== RECORD EXTRACTS ==
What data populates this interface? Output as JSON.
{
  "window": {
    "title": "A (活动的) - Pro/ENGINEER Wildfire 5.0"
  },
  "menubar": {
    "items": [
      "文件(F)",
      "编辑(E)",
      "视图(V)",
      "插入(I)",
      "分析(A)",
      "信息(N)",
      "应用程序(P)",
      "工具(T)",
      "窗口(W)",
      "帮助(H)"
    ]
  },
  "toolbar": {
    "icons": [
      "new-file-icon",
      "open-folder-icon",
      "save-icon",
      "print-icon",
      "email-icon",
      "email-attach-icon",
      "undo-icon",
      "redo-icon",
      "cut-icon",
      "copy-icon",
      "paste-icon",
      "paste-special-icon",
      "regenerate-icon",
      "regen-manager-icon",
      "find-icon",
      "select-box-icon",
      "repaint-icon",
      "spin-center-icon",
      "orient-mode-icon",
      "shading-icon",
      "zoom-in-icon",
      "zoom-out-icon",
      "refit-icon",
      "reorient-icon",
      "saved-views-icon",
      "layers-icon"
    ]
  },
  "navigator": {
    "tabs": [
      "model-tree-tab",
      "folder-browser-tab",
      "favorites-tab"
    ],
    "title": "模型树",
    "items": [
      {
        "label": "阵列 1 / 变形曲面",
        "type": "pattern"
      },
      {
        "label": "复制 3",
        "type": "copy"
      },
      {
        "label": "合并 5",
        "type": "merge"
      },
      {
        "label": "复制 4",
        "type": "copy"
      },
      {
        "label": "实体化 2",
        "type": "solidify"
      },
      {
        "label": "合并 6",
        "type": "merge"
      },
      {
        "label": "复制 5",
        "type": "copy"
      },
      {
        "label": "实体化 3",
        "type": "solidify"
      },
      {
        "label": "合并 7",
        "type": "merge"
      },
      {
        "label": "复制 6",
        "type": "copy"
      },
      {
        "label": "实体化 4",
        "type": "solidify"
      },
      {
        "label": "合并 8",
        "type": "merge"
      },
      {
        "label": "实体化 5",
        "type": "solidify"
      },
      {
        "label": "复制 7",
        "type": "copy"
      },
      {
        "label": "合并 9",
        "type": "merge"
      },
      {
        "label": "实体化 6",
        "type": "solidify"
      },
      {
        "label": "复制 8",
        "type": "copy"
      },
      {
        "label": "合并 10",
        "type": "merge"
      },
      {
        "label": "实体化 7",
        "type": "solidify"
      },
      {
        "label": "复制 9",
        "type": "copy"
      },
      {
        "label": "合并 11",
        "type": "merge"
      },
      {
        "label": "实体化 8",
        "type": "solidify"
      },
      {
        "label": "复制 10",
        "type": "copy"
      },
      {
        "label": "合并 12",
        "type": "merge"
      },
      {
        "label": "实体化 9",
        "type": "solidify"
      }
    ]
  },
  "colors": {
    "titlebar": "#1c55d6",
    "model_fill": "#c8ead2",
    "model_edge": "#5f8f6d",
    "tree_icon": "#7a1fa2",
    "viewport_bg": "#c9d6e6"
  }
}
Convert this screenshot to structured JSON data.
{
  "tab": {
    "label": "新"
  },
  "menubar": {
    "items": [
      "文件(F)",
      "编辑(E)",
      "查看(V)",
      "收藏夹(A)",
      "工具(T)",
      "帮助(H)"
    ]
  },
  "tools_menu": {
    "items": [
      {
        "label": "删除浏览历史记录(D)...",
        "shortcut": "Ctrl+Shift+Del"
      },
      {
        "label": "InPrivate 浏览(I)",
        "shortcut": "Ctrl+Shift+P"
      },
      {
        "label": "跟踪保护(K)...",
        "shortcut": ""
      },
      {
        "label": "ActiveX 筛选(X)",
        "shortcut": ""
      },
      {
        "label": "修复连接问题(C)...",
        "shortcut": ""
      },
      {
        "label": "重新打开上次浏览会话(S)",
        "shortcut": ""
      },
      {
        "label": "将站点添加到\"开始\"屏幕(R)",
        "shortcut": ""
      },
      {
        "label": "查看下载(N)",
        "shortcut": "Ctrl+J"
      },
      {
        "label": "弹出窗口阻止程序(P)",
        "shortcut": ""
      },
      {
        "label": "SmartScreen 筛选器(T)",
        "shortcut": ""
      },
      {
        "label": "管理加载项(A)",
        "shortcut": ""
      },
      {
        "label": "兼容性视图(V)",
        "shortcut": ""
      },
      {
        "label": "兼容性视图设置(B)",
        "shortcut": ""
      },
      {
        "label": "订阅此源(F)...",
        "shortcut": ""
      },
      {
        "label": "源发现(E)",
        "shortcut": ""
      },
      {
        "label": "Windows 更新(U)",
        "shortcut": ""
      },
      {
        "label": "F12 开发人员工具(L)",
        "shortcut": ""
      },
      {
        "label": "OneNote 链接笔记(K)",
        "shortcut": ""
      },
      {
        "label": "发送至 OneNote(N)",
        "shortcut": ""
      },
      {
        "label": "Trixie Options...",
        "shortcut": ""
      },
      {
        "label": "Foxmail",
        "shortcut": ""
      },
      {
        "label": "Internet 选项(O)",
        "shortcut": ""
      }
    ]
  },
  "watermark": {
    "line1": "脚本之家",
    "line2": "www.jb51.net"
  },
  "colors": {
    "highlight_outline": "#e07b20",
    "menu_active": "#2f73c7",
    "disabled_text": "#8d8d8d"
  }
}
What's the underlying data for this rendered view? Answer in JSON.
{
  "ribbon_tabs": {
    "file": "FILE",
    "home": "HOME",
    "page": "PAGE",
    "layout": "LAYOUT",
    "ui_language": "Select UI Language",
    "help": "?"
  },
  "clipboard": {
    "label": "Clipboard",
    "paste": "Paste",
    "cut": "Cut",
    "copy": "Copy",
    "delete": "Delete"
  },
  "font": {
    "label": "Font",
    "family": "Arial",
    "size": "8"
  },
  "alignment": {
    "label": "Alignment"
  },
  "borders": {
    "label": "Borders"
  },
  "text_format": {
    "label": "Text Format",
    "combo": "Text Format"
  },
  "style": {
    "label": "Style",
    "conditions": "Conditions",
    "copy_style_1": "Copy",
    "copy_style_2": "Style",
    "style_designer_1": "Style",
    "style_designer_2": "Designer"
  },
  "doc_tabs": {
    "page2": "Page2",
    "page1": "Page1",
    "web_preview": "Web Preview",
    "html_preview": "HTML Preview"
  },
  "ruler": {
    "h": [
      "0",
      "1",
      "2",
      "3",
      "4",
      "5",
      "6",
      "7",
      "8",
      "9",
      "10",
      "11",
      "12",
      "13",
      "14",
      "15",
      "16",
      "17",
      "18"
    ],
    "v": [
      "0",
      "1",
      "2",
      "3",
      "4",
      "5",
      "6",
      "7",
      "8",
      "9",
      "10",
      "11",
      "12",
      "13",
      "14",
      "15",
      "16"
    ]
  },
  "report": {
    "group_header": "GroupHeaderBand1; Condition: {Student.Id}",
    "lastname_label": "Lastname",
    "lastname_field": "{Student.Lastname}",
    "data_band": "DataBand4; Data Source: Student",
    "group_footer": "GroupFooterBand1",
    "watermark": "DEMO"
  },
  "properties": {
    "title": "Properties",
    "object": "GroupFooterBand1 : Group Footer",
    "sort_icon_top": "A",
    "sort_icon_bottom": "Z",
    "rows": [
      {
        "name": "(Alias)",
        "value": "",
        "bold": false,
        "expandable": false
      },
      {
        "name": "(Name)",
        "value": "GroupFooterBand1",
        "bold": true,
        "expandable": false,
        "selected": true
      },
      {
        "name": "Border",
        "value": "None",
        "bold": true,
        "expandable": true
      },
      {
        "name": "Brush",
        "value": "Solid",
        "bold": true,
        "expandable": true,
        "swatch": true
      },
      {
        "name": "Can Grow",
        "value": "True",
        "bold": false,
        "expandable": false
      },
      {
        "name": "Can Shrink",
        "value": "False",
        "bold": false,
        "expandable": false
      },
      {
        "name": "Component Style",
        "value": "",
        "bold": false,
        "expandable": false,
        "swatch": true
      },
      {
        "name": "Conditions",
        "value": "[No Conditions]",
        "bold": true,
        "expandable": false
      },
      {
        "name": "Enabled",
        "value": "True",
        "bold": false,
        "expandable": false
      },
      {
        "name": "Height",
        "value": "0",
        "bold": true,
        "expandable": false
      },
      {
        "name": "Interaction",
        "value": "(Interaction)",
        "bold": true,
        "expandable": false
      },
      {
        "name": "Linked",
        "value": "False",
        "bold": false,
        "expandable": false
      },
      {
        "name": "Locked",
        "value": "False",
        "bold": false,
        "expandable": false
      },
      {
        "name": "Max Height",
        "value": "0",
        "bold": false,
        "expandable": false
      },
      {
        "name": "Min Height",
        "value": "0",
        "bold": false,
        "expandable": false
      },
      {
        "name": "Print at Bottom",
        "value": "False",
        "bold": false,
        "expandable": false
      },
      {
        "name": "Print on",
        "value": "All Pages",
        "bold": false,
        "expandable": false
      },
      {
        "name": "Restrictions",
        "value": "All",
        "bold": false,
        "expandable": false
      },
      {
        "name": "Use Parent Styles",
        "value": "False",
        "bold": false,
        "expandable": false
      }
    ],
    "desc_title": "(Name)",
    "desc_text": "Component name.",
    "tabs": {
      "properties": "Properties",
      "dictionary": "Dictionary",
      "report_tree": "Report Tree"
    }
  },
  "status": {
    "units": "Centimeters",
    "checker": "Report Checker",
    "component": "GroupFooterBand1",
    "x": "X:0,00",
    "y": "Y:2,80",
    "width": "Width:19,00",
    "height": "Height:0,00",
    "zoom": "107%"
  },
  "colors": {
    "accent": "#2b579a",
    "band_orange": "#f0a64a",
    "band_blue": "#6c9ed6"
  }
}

== WORK INSTRUCTIONS ==
Gather each line in the data that holds the string "Preview".

== RESULT ==
    "web_preview": "Web Preview",
    "html_preview": "HTML Preview"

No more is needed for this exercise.